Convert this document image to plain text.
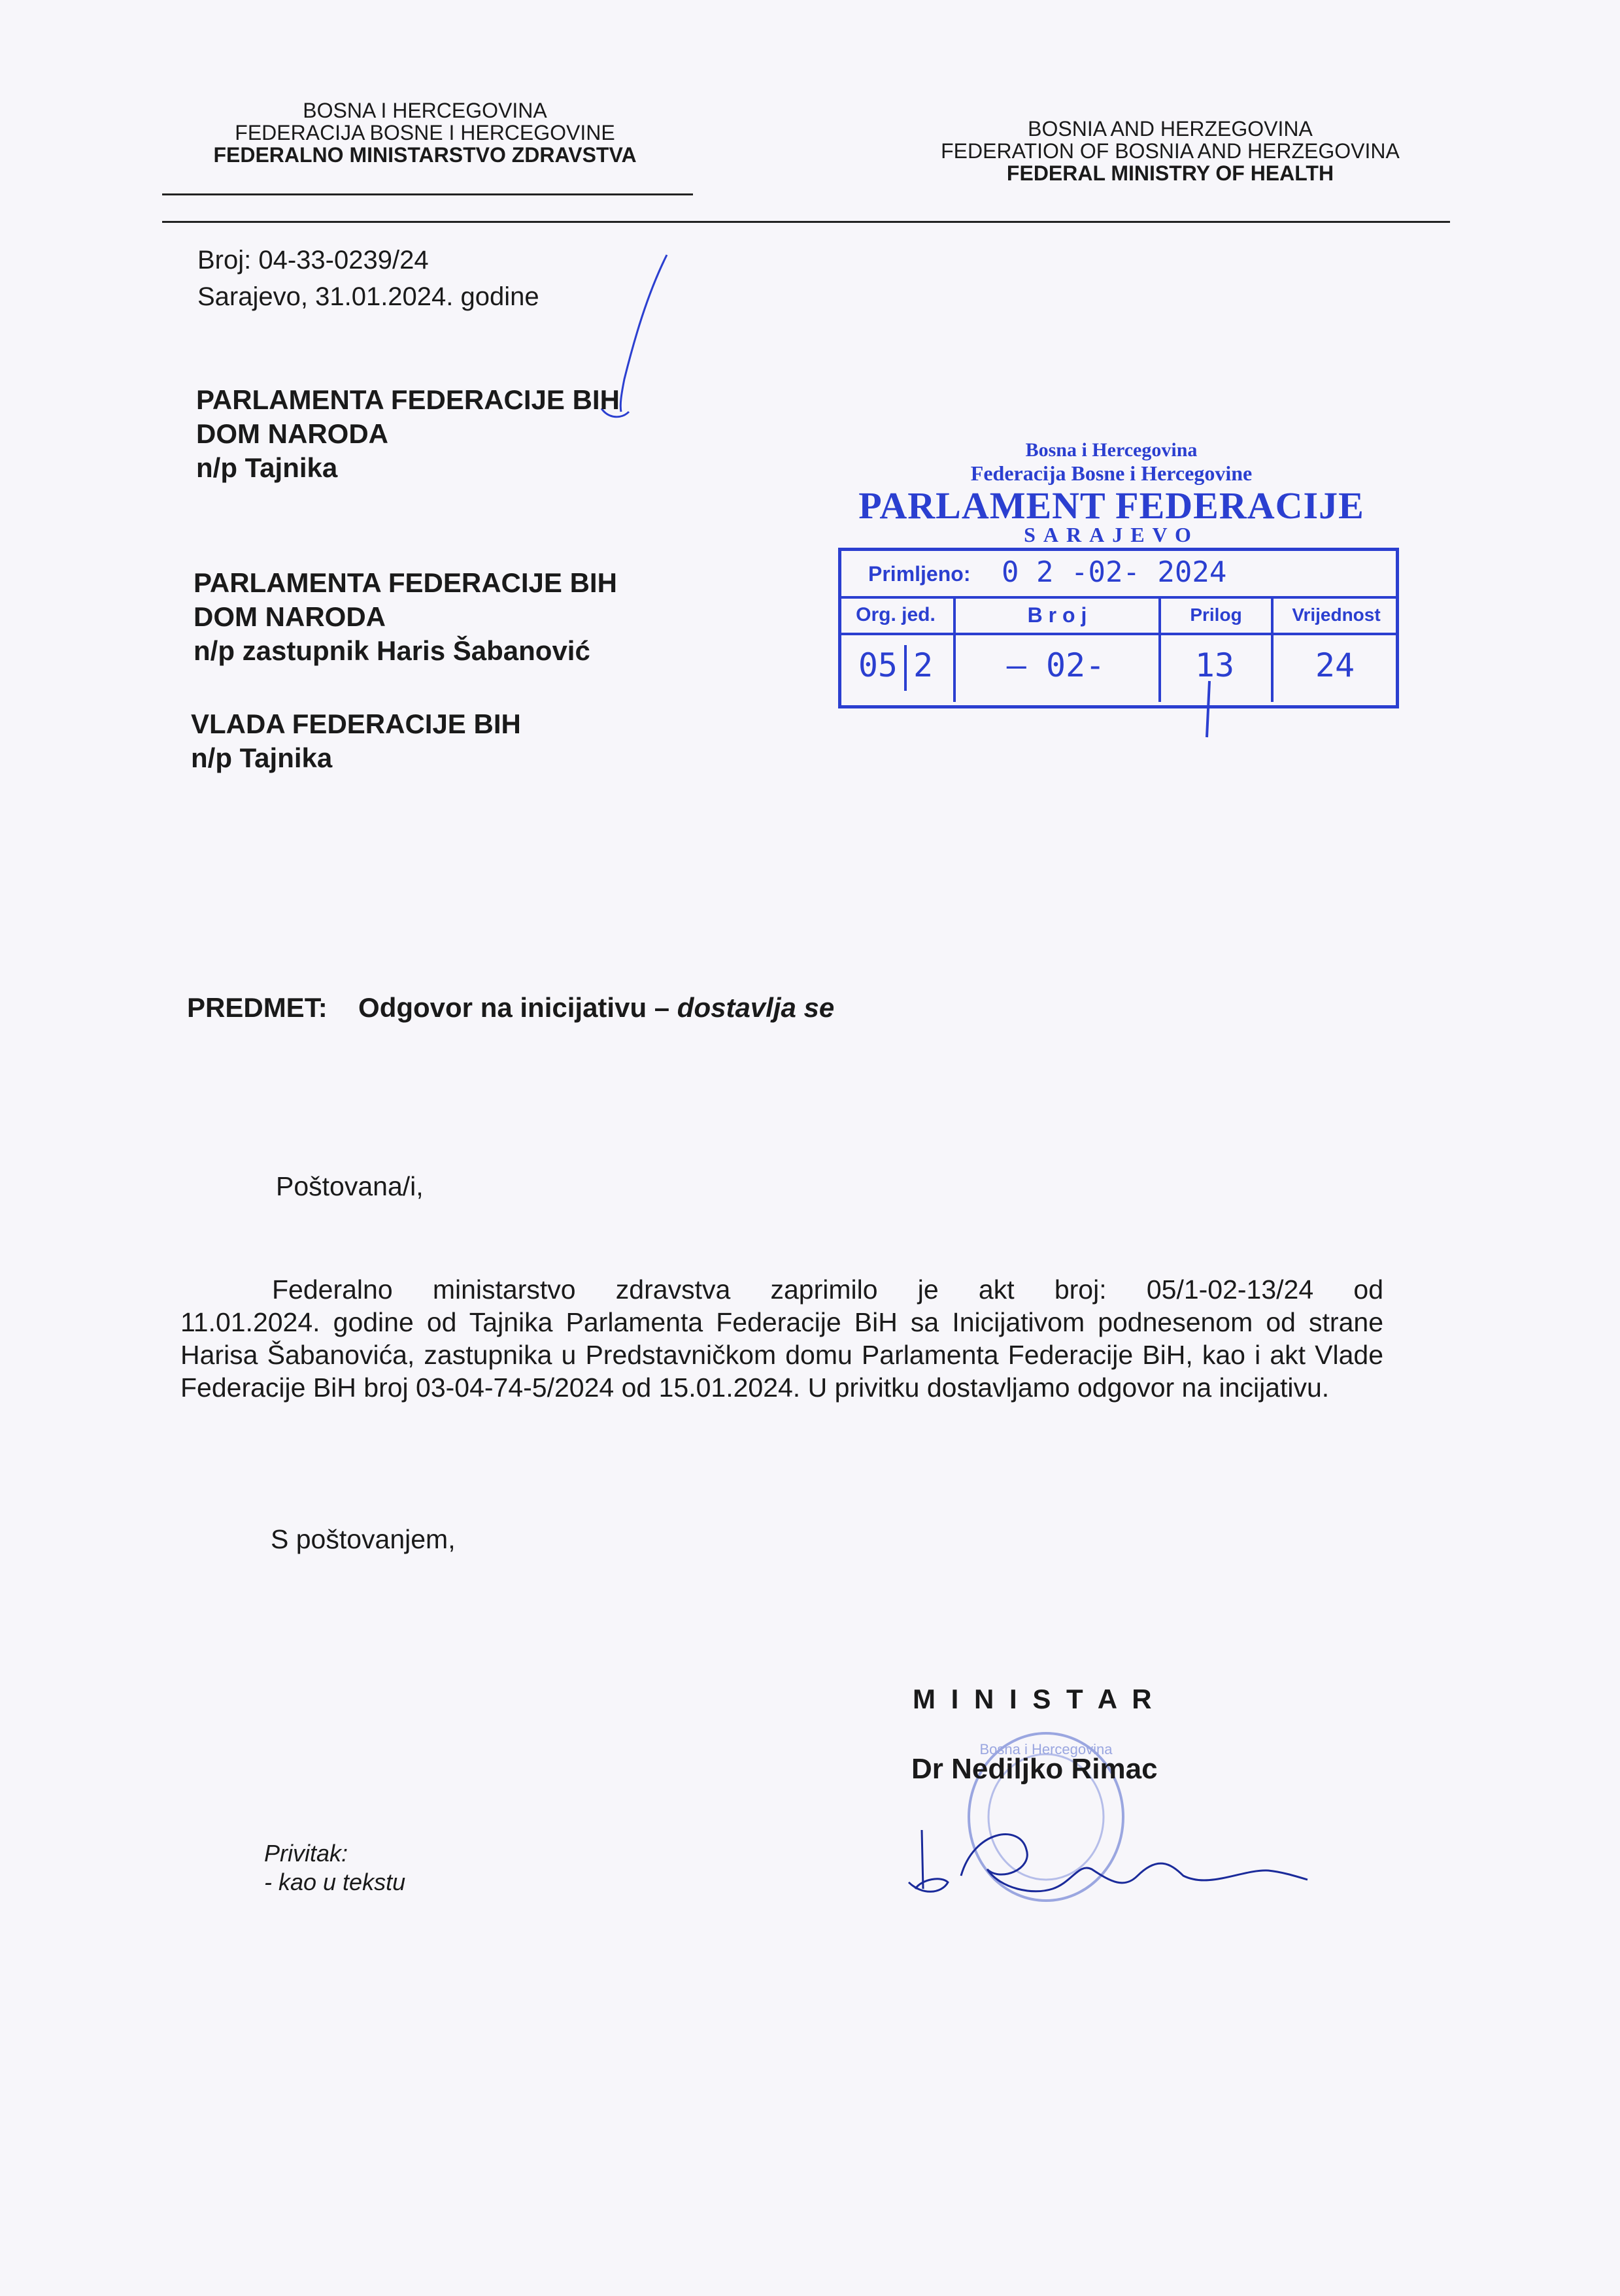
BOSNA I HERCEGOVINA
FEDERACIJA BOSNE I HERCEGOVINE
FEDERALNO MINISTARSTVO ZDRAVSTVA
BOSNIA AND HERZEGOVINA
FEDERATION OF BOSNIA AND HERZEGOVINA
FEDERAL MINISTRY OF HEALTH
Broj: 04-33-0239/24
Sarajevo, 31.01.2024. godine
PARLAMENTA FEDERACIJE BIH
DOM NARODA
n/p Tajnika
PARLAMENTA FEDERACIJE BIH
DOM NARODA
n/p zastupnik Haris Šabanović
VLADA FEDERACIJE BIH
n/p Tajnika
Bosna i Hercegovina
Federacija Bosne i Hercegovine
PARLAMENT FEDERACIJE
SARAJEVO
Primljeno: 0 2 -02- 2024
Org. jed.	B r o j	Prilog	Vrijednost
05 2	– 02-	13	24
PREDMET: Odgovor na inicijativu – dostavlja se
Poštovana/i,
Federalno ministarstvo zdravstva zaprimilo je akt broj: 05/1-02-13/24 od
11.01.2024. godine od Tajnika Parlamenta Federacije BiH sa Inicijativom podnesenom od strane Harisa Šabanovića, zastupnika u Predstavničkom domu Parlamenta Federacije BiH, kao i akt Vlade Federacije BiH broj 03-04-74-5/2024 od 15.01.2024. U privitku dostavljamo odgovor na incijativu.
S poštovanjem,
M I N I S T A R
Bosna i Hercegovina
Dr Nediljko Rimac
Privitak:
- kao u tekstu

+ + +

Aim of the task
Extract from the data every line where "HERZEGOVINA" shows up.

The response
BOSNIA AND HERZEGOVINA
FEDERATION OF BOSNIA AND HERZEGOVINA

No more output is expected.